Say the number of lines containing the string "data", and say nothing else.

* Entries shown *
++++++++++++++++++++
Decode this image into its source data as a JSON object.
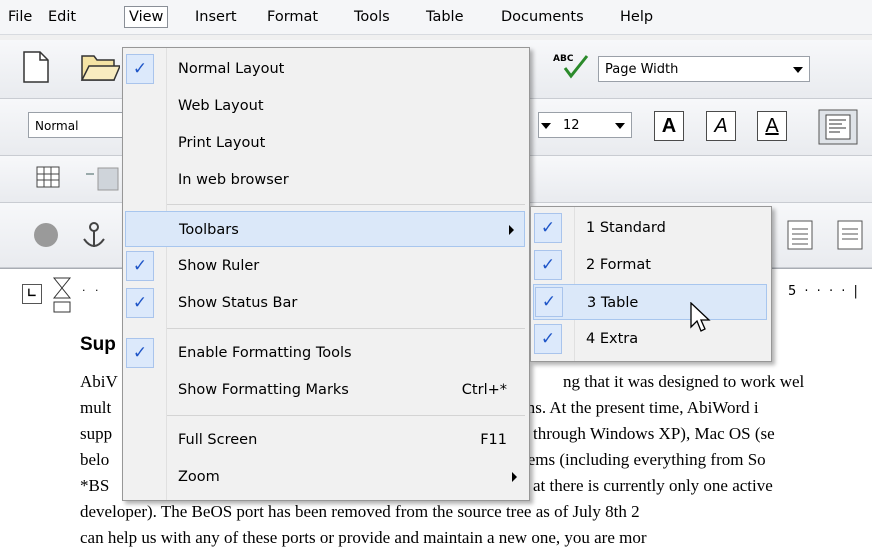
{
  "menubar": [
    "File",
    "Edit",
    "View",
    "Insert",
    "Format",
    "Tools",
    "Table",
    "Documents",
    "Help"
  ],
  "toolbar": {
    "zoom": "Page Width",
    "style": "Normal",
    "font_size": "12",
    "bold": "A",
    "italic": "A",
    "underline": "A"
  },
  "view_menu": {
    "items": [
      {
        "label": "Normal Layout",
        "checked": true
      },
      {
        "label": "Web Layout",
        "checked": false
      },
      {
        "label": "Print Layout",
        "checked": false
      },
      {
        "label": "In web browser",
        "checked": false
      },
      {
        "label": "Toolbars",
        "submenu": true
      },
      {
        "label": "Show Ruler",
        "checked": true
      },
      {
        "label": "Show Status Bar",
        "checked": true
      },
      {
        "label": "Enable Formatting Tools",
        "checked": true
      },
      {
        "label": "Show Formatting Marks",
        "shortcut": "Ctrl+*"
      },
      {
        "label": "Full Screen",
        "shortcut": "F11"
      },
      {
        "label": "Zoom",
        "submenu": true
      }
    ]
  },
  "toolbars_submenu": {
    "items": [
      {
        "label": "1 Standard",
        "checked": true
      },
      {
        "label": "2 Format",
        "checked": true
      },
      {
        "label": "3 Table",
        "checked": true,
        "hovered": true
      },
      {
        "label": "4 Extra",
        "checked": true
      }
    ]
  },
  "ruler": {
    "mark": "5"
  },
  "document": {
    "heading": "Sup",
    "lines": [
      {
        "left": "AbiV",
        "right": "ng that it was designed to work wel"
      },
      {
        "left": "mult",
        "right": "ms. At the present time, AbiWord i"
      },
      {
        "left": "supp",
        "right": "through Windows XP), Mac OS (se"
      },
      {
        "left": "belo",
        "right": "tems (including everything from So"
      },
      {
        "left": "*BS",
        "right": "at there is currently only one active"
      },
      {
        "left": "",
        "right": "developer).  The BeOS port has been removed from the source tree as of July 8th 2"
      },
      {
        "left": "",
        "right": "can help us with any of these ports or provide and maintain a new one, you are mor"
      }
    ]
  },
  "check_glyph": "✓"
}
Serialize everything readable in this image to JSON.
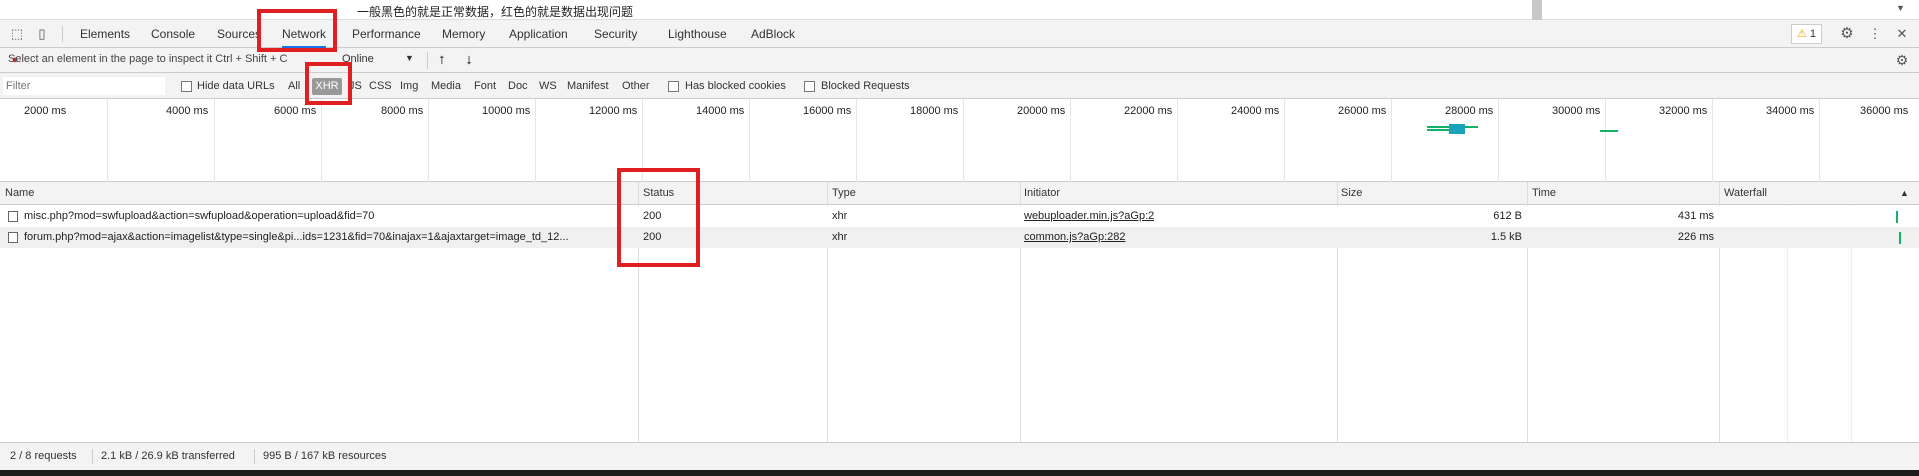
{
  "page": {
    "text": "一般黑色的就是正常数据，红色的就是数据出现问题"
  },
  "tabs": [
    {
      "label": "Elements",
      "active": false
    },
    {
      "label": "Console",
      "active": false
    },
    {
      "label": "Sources",
      "active": false
    },
    {
      "label": "Network",
      "active": true
    },
    {
      "label": "Performance",
      "active": false
    },
    {
      "label": "Memory",
      "active": false
    },
    {
      "label": "Application",
      "active": false
    },
    {
      "label": "Security",
      "active": false
    },
    {
      "label": "Lighthouse",
      "active": false
    },
    {
      "label": "AdBlock",
      "active": false
    }
  ],
  "tabbar": {
    "warning_count": "1",
    "warning_icon": "warning-icon",
    "settings_icon": "gear-icon",
    "more_icon": "kebab-icon",
    "close_icon": "close-icon"
  },
  "toolbar": {
    "inspect_hint": "Select an element in the page to inspect it  Ctrl + Shift + C",
    "throttle": "Online",
    "upload_icon": "upload-icon",
    "download_icon": "download-icon"
  },
  "filters": {
    "placeholder": "Filter",
    "hide_data_urls": "Hide data URLs",
    "types": [
      "All",
      "XHR",
      "JS",
      "CSS",
      "Img",
      "Media",
      "Font",
      "Doc",
      "WS",
      "Manifest",
      "Other"
    ],
    "selected_type": "XHR",
    "has_blocked_cookies": "Has blocked cookies",
    "blocked_requests": "Blocked Requests"
  },
  "overview": {
    "ticks": [
      "2000 ms",
      "4000 ms",
      "6000 ms",
      "8000 ms",
      "10000 ms",
      "12000 ms",
      "14000 ms",
      "16000 ms",
      "18000 ms",
      "20000 ms",
      "22000 ms",
      "24000 ms",
      "26000 ms",
      "28000 ms",
      "30000 ms",
      "32000 ms",
      "34000 ms",
      "36000 ms"
    ]
  },
  "table": {
    "columns": {
      "name": "Name",
      "status": "Status",
      "type": "Type",
      "initiator": "Initiator",
      "size": "Size",
      "time": "Time",
      "waterfall": "Waterfall"
    },
    "rows": [
      {
        "name": "misc.php?mod=swfupload&action=swfupload&operation=upload&fid=70",
        "status": "200",
        "type": "xhr",
        "initiator": "webuploader.min.js?aGp:2",
        "size": "612 B",
        "time": "431 ms"
      },
      {
        "name": "forum.php?mod=ajax&action=imagelist&type=single&pi...ids=1231&fid=70&inajax=1&ajaxtarget=image_td_12...",
        "status": "200",
        "type": "xhr",
        "initiator": "common.js?aGp:282",
        "size": "1.5 kB",
        "time": "226 ms"
      }
    ]
  },
  "status": {
    "requests": "2 / 8 requests",
    "transferred": "2.1 kB / 26.9 kB transferred",
    "resources": "995 B / 167 kB resources"
  },
  "colors": {
    "accent": "#1a73e8",
    "annotation": "#e02020",
    "waterfall": "#13b26b"
  }
}
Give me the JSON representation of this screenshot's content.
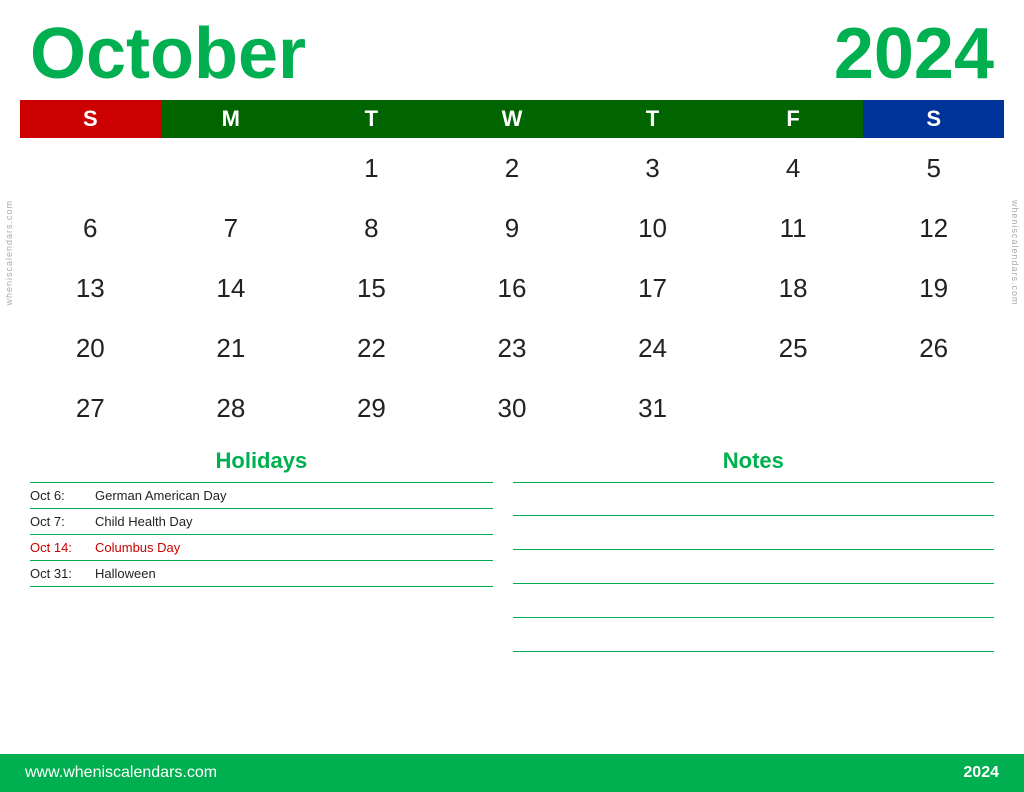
{
  "header": {
    "month": "October",
    "year": "2024"
  },
  "weekdays": [
    {
      "label": "S",
      "class": "th-sun"
    },
    {
      "label": "M",
      "class": "th-mon"
    },
    {
      "label": "T",
      "class": "th-tue"
    },
    {
      "label": "W",
      "class": "th-wed"
    },
    {
      "label": "T",
      "class": "th-thu"
    },
    {
      "label": "F",
      "class": "th-fri"
    },
    {
      "label": "S",
      "class": "th-sat"
    }
  ],
  "calendar_rows": [
    [
      "",
      "",
      "1",
      "2",
      "3",
      "4",
      "5"
    ],
    [
      "6",
      "7",
      "8",
      "9",
      "10",
      "11",
      "12"
    ],
    [
      "13",
      "14",
      "15",
      "16",
      "17",
      "18",
      "19"
    ],
    [
      "20",
      "21",
      "22",
      "23",
      "24",
      "25",
      "26"
    ],
    [
      "27",
      "28",
      "29",
      "30",
      "31",
      "",
      ""
    ]
  ],
  "holidays_title": "Holidays",
  "holidays": [
    {
      "date": "Oct 6:",
      "name": "German American Day",
      "red": false
    },
    {
      "date": "Oct 7:",
      "name": "Child Health Day",
      "red": false
    },
    {
      "date": "Oct 14:",
      "name": "Columbus Day",
      "red": true
    },
    {
      "date": "Oct 31:",
      "name": "Halloween",
      "red": false
    }
  ],
  "notes_title": "Notes",
  "notes_lines": 5,
  "footer": {
    "url": "www.wheniscalendars.com",
    "year": "2024"
  },
  "watermark": "wheniscalendars.com"
}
++++++++++++++++++++
* Completed exercise *
2